Data items:
===============

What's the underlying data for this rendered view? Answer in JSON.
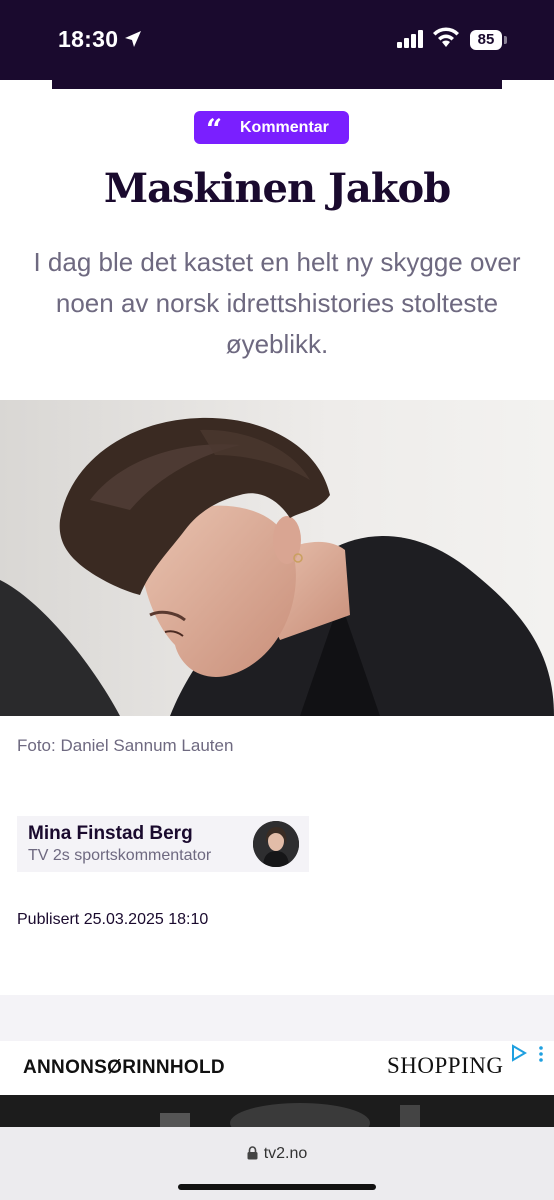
{
  "status_bar": {
    "time": "18:30",
    "battery": "85",
    "icons": [
      "location-arrow-icon",
      "cellular-signal-icon",
      "wifi-icon",
      "battery-icon"
    ]
  },
  "article": {
    "category": "Kommentar",
    "category_icon": "quote-icon",
    "headline": "Maskinen Jakob",
    "lead": "I dag ble det kastet en helt ny skygge over noen av norsk idrettshistories stolteste øyeblikk.",
    "photo_credit": "Foto: Daniel Sannum Lauten",
    "author": {
      "name": "Mina Finstad Berg",
      "role": "TV 2s sportskommentator"
    },
    "published": "Publisert 25.03.2025 18:10"
  },
  "ad": {
    "label": "ANNONSØRINNHOLD",
    "brand": "SHOPPING",
    "icons": [
      "adchoices-icon",
      "more-vertical-icon"
    ]
  },
  "browser": {
    "url": "tv2.no"
  },
  "colors": {
    "brand_dark": "#1a0a2e",
    "accent_purple": "#7a1fff",
    "muted_text": "#6e6980",
    "panel_bg": "#f4f3f7"
  }
}
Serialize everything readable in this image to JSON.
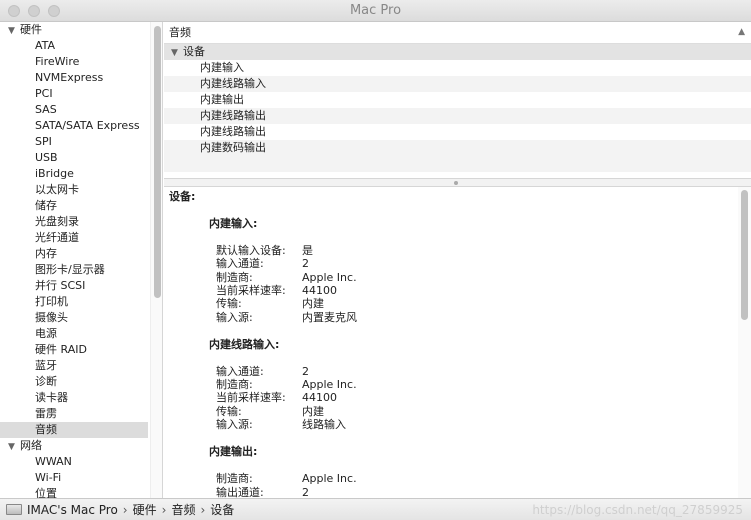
{
  "window": {
    "title": "Mac Pro"
  },
  "sidebar": {
    "rows": [
      {
        "label": "硬件",
        "type": "group"
      },
      {
        "label": "ATA",
        "type": "item"
      },
      {
        "label": "FireWire",
        "type": "item"
      },
      {
        "label": "NVMExpress",
        "type": "item"
      },
      {
        "label": "PCI",
        "type": "item"
      },
      {
        "label": "SAS",
        "type": "item"
      },
      {
        "label": "SATA/SATA Express",
        "type": "item"
      },
      {
        "label": "SPI",
        "type": "item"
      },
      {
        "label": "USB",
        "type": "item"
      },
      {
        "label": "iBridge",
        "type": "item"
      },
      {
        "label": "以太网卡",
        "type": "item"
      },
      {
        "label": "储存",
        "type": "item"
      },
      {
        "label": "光盘刻录",
        "type": "item"
      },
      {
        "label": "光纤通道",
        "type": "item"
      },
      {
        "label": "内存",
        "type": "item"
      },
      {
        "label": "图形卡/显示器",
        "type": "item"
      },
      {
        "label": "并行 SCSI",
        "type": "item"
      },
      {
        "label": "打印机",
        "type": "item"
      },
      {
        "label": "摄像头",
        "type": "item"
      },
      {
        "label": "电源",
        "type": "item"
      },
      {
        "label": "硬件 RAID",
        "type": "item"
      },
      {
        "label": "蓝牙",
        "type": "item"
      },
      {
        "label": "诊断",
        "type": "item"
      },
      {
        "label": "读卡器",
        "type": "item"
      },
      {
        "label": "雷雳",
        "type": "item"
      },
      {
        "label": "音频",
        "type": "item",
        "selected": true
      },
      {
        "label": "网络",
        "type": "group"
      },
      {
        "label": "WWAN",
        "type": "item"
      },
      {
        "label": "Wi-Fi",
        "type": "item"
      },
      {
        "label": "位置",
        "type": "item"
      }
    ]
  },
  "top_table": {
    "header": "音频",
    "group": "设备",
    "devices": [
      "内建输入",
      "内建线路输入",
      "内建输出",
      "内建线路输出",
      "内建线路输出",
      "内建数码输出"
    ]
  },
  "detail": {
    "heading": "设备:",
    "sections": [
      {
        "title": "内建输入:",
        "props": [
          {
            "key": "默认输入设备:",
            "value": "是"
          },
          {
            "key": "输入通道:",
            "value": "2"
          },
          {
            "key": "制造商:",
            "value": "Apple Inc."
          },
          {
            "key": "当前采样速率:",
            "value": "44100"
          },
          {
            "key": "传输:",
            "value": "内建"
          },
          {
            "key": "输入源:",
            "value": "内置麦克风"
          }
        ]
      },
      {
        "title": "内建线路输入:",
        "props": [
          {
            "key": "输入通道:",
            "value": "2"
          },
          {
            "key": "制造商:",
            "value": "Apple Inc."
          },
          {
            "key": "当前采样速率:",
            "value": "44100"
          },
          {
            "key": "传输:",
            "value": "内建"
          },
          {
            "key": "输入源:",
            "value": "线路输入"
          }
        ]
      },
      {
        "title": "内建输出:",
        "props": [
          {
            "key": "制造商:",
            "value": "Apple Inc."
          },
          {
            "key": "输出通道:",
            "value": "2"
          }
        ]
      }
    ]
  },
  "pathbar": {
    "computer": "IMAC's Mac Pro",
    "crumbs": [
      "硬件",
      "音频",
      "设备"
    ],
    "watermark": "https://blog.csdn.net/qq_27859925"
  }
}
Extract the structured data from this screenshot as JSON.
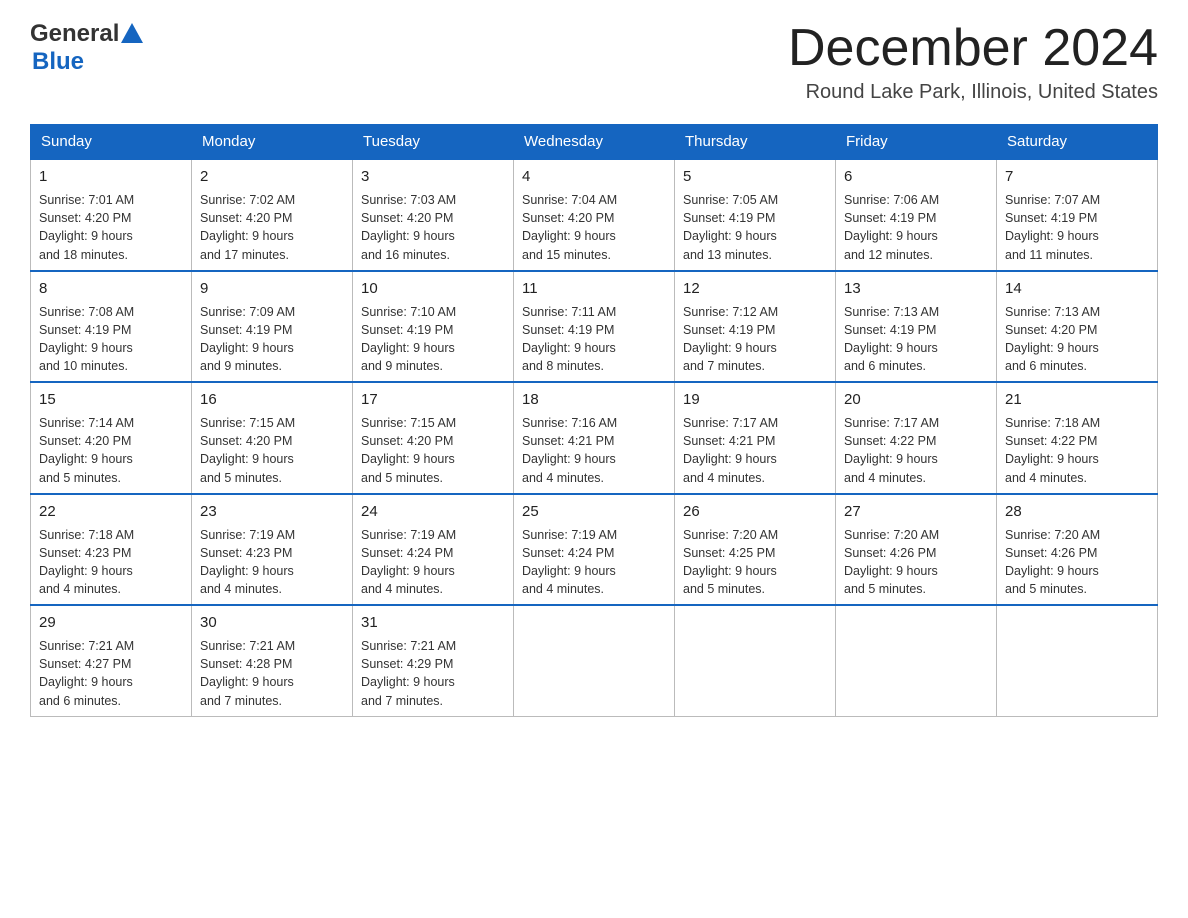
{
  "header": {
    "logo_general": "General",
    "logo_blue": "Blue",
    "month_title": "December 2024",
    "location": "Round Lake Park, Illinois, United States"
  },
  "days_of_week": [
    "Sunday",
    "Monday",
    "Tuesday",
    "Wednesday",
    "Thursday",
    "Friday",
    "Saturday"
  ],
  "weeks": [
    [
      {
        "day": "1",
        "sunrise": "7:01 AM",
        "sunset": "4:20 PM",
        "daylight": "9 hours and 18 minutes."
      },
      {
        "day": "2",
        "sunrise": "7:02 AM",
        "sunset": "4:20 PM",
        "daylight": "9 hours and 17 minutes."
      },
      {
        "day": "3",
        "sunrise": "7:03 AM",
        "sunset": "4:20 PM",
        "daylight": "9 hours and 16 minutes."
      },
      {
        "day": "4",
        "sunrise": "7:04 AM",
        "sunset": "4:20 PM",
        "daylight": "9 hours and 15 minutes."
      },
      {
        "day": "5",
        "sunrise": "7:05 AM",
        "sunset": "4:19 PM",
        "daylight": "9 hours and 13 minutes."
      },
      {
        "day": "6",
        "sunrise": "7:06 AM",
        "sunset": "4:19 PM",
        "daylight": "9 hours and 12 minutes."
      },
      {
        "day": "7",
        "sunrise": "7:07 AM",
        "sunset": "4:19 PM",
        "daylight": "9 hours and 11 minutes."
      }
    ],
    [
      {
        "day": "8",
        "sunrise": "7:08 AM",
        "sunset": "4:19 PM",
        "daylight": "9 hours and 10 minutes."
      },
      {
        "day": "9",
        "sunrise": "7:09 AM",
        "sunset": "4:19 PM",
        "daylight": "9 hours and 9 minutes."
      },
      {
        "day": "10",
        "sunrise": "7:10 AM",
        "sunset": "4:19 PM",
        "daylight": "9 hours and 9 minutes."
      },
      {
        "day": "11",
        "sunrise": "7:11 AM",
        "sunset": "4:19 PM",
        "daylight": "9 hours and 8 minutes."
      },
      {
        "day": "12",
        "sunrise": "7:12 AM",
        "sunset": "4:19 PM",
        "daylight": "9 hours and 7 minutes."
      },
      {
        "day": "13",
        "sunrise": "7:13 AM",
        "sunset": "4:19 PM",
        "daylight": "9 hours and 6 minutes."
      },
      {
        "day": "14",
        "sunrise": "7:13 AM",
        "sunset": "4:20 PM",
        "daylight": "9 hours and 6 minutes."
      }
    ],
    [
      {
        "day": "15",
        "sunrise": "7:14 AM",
        "sunset": "4:20 PM",
        "daylight": "9 hours and 5 minutes."
      },
      {
        "day": "16",
        "sunrise": "7:15 AM",
        "sunset": "4:20 PM",
        "daylight": "9 hours and 5 minutes."
      },
      {
        "day": "17",
        "sunrise": "7:15 AM",
        "sunset": "4:20 PM",
        "daylight": "9 hours and 5 minutes."
      },
      {
        "day": "18",
        "sunrise": "7:16 AM",
        "sunset": "4:21 PM",
        "daylight": "9 hours and 4 minutes."
      },
      {
        "day": "19",
        "sunrise": "7:17 AM",
        "sunset": "4:21 PM",
        "daylight": "9 hours and 4 minutes."
      },
      {
        "day": "20",
        "sunrise": "7:17 AM",
        "sunset": "4:22 PM",
        "daylight": "9 hours and 4 minutes."
      },
      {
        "day": "21",
        "sunrise": "7:18 AM",
        "sunset": "4:22 PM",
        "daylight": "9 hours and 4 minutes."
      }
    ],
    [
      {
        "day": "22",
        "sunrise": "7:18 AM",
        "sunset": "4:23 PM",
        "daylight": "9 hours and 4 minutes."
      },
      {
        "day": "23",
        "sunrise": "7:19 AM",
        "sunset": "4:23 PM",
        "daylight": "9 hours and 4 minutes."
      },
      {
        "day": "24",
        "sunrise": "7:19 AM",
        "sunset": "4:24 PM",
        "daylight": "9 hours and 4 minutes."
      },
      {
        "day": "25",
        "sunrise": "7:19 AM",
        "sunset": "4:24 PM",
        "daylight": "9 hours and 4 minutes."
      },
      {
        "day": "26",
        "sunrise": "7:20 AM",
        "sunset": "4:25 PM",
        "daylight": "9 hours and 5 minutes."
      },
      {
        "day": "27",
        "sunrise": "7:20 AM",
        "sunset": "4:26 PM",
        "daylight": "9 hours and 5 minutes."
      },
      {
        "day": "28",
        "sunrise": "7:20 AM",
        "sunset": "4:26 PM",
        "daylight": "9 hours and 5 minutes."
      }
    ],
    [
      {
        "day": "29",
        "sunrise": "7:21 AM",
        "sunset": "4:27 PM",
        "daylight": "9 hours and 6 minutes."
      },
      {
        "day": "30",
        "sunrise": "7:21 AM",
        "sunset": "4:28 PM",
        "daylight": "9 hours and 7 minutes."
      },
      {
        "day": "31",
        "sunrise": "7:21 AM",
        "sunset": "4:29 PM",
        "daylight": "9 hours and 7 minutes."
      },
      null,
      null,
      null,
      null
    ]
  ],
  "labels": {
    "sunrise": "Sunrise:",
    "sunset": "Sunset:",
    "daylight": "Daylight:"
  }
}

===============

§ REQUEST
Each line in the entries above that includes the string "JSON" should be extracted.

§ RESULT FOR THIS EXERCISE
What's the underlying data for this rendered view? Answer in JSON.
Serialize everything readable in this image to JSON.
Extract the structured data from this screenshot as JSON.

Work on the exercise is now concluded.